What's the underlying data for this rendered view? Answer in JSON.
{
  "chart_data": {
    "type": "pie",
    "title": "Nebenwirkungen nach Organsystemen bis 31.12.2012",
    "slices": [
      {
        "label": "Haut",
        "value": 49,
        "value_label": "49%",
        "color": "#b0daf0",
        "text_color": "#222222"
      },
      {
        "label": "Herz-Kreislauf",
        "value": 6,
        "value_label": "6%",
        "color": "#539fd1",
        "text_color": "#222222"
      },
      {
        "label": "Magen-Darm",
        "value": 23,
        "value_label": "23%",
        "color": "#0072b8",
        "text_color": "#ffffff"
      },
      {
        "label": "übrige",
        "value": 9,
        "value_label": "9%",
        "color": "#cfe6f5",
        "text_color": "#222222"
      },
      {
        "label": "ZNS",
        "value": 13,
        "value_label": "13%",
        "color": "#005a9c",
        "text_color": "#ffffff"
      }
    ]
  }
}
■ ■ ■
What is asked:
Exactly as written, please output every entry.

Solution:
What's the underlying data for this rendered view? Answer in JSON.
{
  "chart_data": {
    "type": "pie",
    "title": "Nebenwirkungen nach Organsystemen bis 31.12.2012",
    "slices": [
      {
        "label": "Haut",
        "value": 49,
        "value_label": "49%",
        "color": "#b0daf0",
        "text_color": "#222222"
      },
      {
        "label": "Herz-Kreislauf",
        "value": 6,
        "value_label": "6%",
        "color": "#539fd1",
        "text_color": "#222222"
      },
      {
        "label": "Magen-Darm",
        "value": 23,
        "value_label": "23%",
        "color": "#0072b8",
        "text_color": "#ffffff"
      },
      {
        "label": "übrige",
        "value": 9,
        "value_label": "9%",
        "color": "#cfe6f5",
        "text_color": "#222222"
      },
      {
        "label": "ZNS",
        "value": 13,
        "value_label": "13%",
        "color": "#005a9c",
        "text_color": "#ffffff"
      }
    ]
  }
}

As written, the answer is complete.